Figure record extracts

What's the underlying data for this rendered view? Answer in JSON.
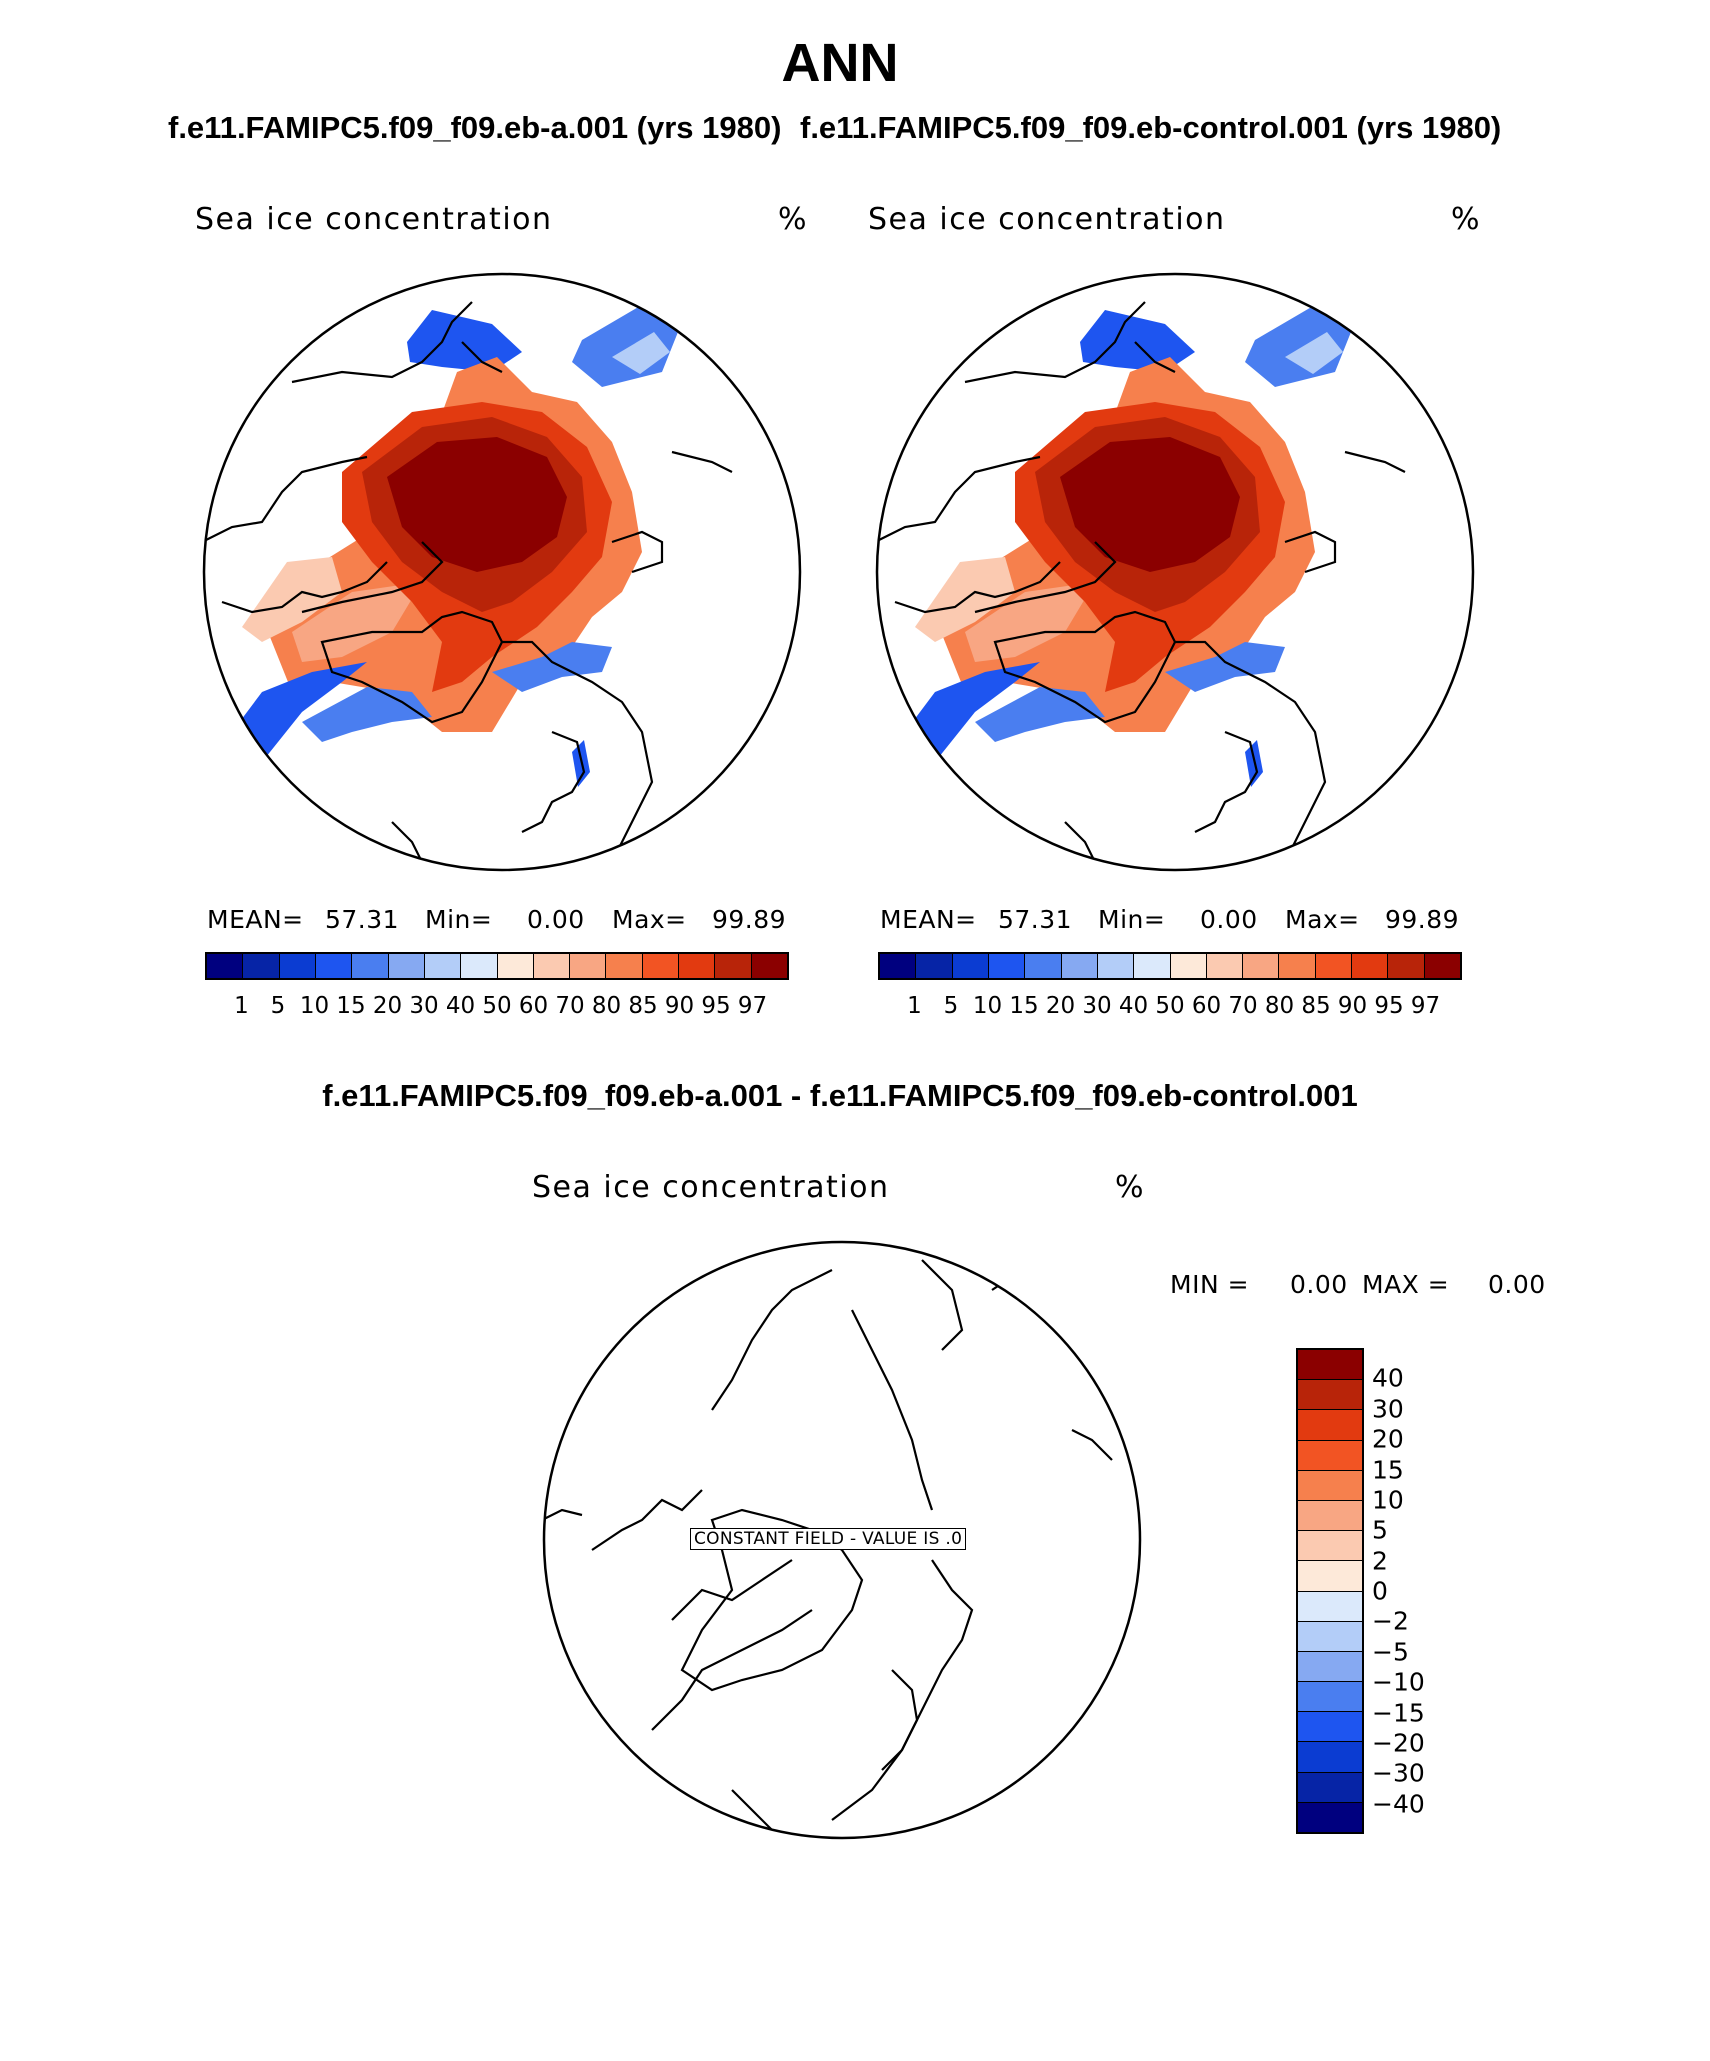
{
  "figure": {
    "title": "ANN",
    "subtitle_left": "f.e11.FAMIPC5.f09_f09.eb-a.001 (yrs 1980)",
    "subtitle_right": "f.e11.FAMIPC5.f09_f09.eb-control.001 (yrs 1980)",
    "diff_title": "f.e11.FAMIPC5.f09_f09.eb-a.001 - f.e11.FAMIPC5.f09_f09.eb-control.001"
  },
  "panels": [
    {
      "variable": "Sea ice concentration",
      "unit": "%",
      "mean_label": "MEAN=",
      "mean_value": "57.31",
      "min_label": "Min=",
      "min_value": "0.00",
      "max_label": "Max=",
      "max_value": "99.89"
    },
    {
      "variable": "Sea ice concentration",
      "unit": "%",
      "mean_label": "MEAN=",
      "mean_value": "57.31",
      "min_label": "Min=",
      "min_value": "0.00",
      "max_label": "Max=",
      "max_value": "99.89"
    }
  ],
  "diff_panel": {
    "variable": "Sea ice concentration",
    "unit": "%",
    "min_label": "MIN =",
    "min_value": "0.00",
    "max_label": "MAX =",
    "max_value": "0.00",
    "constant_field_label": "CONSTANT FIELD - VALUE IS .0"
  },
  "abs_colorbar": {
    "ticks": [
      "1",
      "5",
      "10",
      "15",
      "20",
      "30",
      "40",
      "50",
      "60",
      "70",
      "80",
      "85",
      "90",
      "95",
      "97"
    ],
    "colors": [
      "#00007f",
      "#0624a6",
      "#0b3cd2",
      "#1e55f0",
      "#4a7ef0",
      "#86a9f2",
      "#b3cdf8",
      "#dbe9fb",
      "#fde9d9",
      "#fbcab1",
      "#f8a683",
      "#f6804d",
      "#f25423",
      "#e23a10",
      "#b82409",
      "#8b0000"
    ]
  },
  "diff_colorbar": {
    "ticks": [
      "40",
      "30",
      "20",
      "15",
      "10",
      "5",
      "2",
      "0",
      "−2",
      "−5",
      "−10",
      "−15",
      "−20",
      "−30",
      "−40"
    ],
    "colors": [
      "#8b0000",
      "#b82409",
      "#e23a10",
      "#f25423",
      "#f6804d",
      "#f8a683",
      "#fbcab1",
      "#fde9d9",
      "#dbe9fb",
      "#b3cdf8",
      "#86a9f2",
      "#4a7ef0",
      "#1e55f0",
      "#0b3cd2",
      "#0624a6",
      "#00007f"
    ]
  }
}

The problem
Give every record again exactly, apart from the pictures, which stay out.

Solution to the problem
What's the underlying data for this rendered view? Answer in JSON.
{
  "figure": {
    "title": "ANN",
    "subtitle_left": "f.e11.FAMIPC5.f09_f09.eb-a.001 (yrs 1980)",
    "subtitle_right": "f.e11.FAMIPC5.f09_f09.eb-control.001 (yrs 1980)",
    "diff_title": "f.e11.FAMIPC5.f09_f09.eb-a.001 - f.e11.FAMIPC5.f09_f09.eb-control.001"
  },
  "panels": [
    {
      "variable": "Sea ice concentration",
      "unit": "%",
      "mean_label": "MEAN=",
      "mean_value": "57.31",
      "min_label": "Min=",
      "min_value": "0.00",
      "max_label": "Max=",
      "max_value": "99.89"
    },
    {
      "variable": "Sea ice concentration",
      "unit": "%",
      "mean_label": "MEAN=",
      "mean_value": "57.31",
      "min_label": "Min=",
      "min_value": "0.00",
      "max_label": "Max=",
      "max_value": "99.89"
    }
  ],
  "diff_panel": {
    "variable": "Sea ice concentration",
    "unit": "%",
    "min_label": "MIN =",
    "min_value": "0.00",
    "max_label": "MAX =",
    "max_value": "0.00",
    "constant_field_label": "CONSTANT FIELD - VALUE IS .0"
  },
  "abs_colorbar": {
    "ticks": [
      "1",
      "5",
      "10",
      "15",
      "20",
      "30",
      "40",
      "50",
      "60",
      "70",
      "80",
      "85",
      "90",
      "95",
      "97"
    ],
    "colors": [
      "#00007f",
      "#0624a6",
      "#0b3cd2",
      "#1e55f0",
      "#4a7ef0",
      "#86a9f2",
      "#b3cdf8",
      "#dbe9fb",
      "#fde9d9",
      "#fbcab1",
      "#f8a683",
      "#f6804d",
      "#f25423",
      "#e23a10",
      "#b82409",
      "#8b0000"
    ]
  },
  "diff_colorbar": {
    "ticks": [
      "40",
      "30",
      "20",
      "15",
      "10",
      "5",
      "2",
      "0",
      "−2",
      "−5",
      "−10",
      "−15",
      "−20",
      "−30",
      "−40"
    ],
    "colors": [
      "#8b0000",
      "#b82409",
      "#e23a10",
      "#f25423",
      "#f6804d",
      "#f8a683",
      "#fbcab1",
      "#fde9d9",
      "#dbe9fb",
      "#b3cdf8",
      "#86a9f2",
      "#4a7ef0",
      "#1e55f0",
      "#0b3cd2",
      "#0624a6",
      "#00007f"
    ]
  }
}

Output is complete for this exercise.